**Document segment:**
==================================================
Years and years ago, my first time in Edinburgh, I was visiting an older friend of the family and we were discussing the time she and her late husband had spent in England during the time when IRA bombings were regular occurrences.
We were at a restaurant or a museum. We’d already discussed 9/11 – that had taken place just the year before – and we were walking by a parking lot as she elaborated.
“The thing you have to remember,” she said, telling me about the situations she and her husband had encountered, “is that if you were looking at a car park” – and she gestured to the one nearby aspect of the scenery I remember, the car-filled parking lot – “it wasn’t a question of whether there was a bomb under one of the cars. It was a question of which car the bomb was under.
“Because you knew – you knew – that one of the cars had a bomb under it.”
The only question was which car.
==================================================
**Work instructions:**
1. Copy the Edinburgh car park story word for word, starting at the words that include "Years and years" and ending after "were regular occurrences.".
2. Write the next part of the Edinburgh car park story, picking up after its final sentence.
The lines that follow are separate material and have no connection to the Edinburgh story.

**Data for review:**
==================================================
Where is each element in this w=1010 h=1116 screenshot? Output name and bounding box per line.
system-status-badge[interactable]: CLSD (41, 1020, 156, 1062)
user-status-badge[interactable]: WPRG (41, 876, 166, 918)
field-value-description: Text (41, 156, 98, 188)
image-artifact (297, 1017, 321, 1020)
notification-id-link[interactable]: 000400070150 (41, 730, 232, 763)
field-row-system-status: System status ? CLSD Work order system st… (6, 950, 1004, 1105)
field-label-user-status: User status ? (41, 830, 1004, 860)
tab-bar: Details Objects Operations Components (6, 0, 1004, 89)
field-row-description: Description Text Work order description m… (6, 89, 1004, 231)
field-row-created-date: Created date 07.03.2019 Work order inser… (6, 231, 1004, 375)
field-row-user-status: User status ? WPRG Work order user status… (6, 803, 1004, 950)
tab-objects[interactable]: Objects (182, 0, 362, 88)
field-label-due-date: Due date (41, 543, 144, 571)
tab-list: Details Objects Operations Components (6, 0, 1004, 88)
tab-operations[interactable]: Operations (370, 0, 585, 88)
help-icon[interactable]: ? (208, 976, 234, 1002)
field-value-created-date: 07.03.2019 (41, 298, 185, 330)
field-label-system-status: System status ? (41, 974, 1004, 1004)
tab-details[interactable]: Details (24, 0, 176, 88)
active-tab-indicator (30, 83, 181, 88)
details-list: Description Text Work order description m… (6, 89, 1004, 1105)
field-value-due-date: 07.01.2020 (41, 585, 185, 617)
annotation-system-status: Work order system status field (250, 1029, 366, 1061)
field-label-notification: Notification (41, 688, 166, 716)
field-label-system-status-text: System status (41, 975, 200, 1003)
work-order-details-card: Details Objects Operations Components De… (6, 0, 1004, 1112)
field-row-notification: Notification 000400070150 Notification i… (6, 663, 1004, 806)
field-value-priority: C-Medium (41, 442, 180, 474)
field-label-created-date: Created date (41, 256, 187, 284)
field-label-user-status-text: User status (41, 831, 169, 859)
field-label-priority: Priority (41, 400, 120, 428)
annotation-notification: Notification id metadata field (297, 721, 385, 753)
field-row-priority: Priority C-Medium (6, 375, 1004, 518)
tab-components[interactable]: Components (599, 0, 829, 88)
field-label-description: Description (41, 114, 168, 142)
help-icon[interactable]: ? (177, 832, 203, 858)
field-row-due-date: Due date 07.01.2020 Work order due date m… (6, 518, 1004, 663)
==================================================
**Answers by item number:**
1.
Years and years ago, my first time in Edinburgh, I was visiting an older friend of the family and we were discussing the time she and her late husband had spent in England during the time when IRA bombings were regular occurrences.

2.
During recent visits to the theater, two plays have raised questions about how our society confronts and copes with our basic animal instincts, and the complicity of individuals in destructive acts performed by their societies. They’ve also presented complex existential arguments about the limits of communication and the need to be satisfied by what is, rather than by what one wishes could be. The two plays? Rajiv Joseph’s current Broadway production of Bengal Tiger at the Baghdad Zoo (Robin Williams’ Broadway debut) and a production of Wallace Shawn’s Aunt Dan & Lemon from Buffalo, New York theater company Torn Space.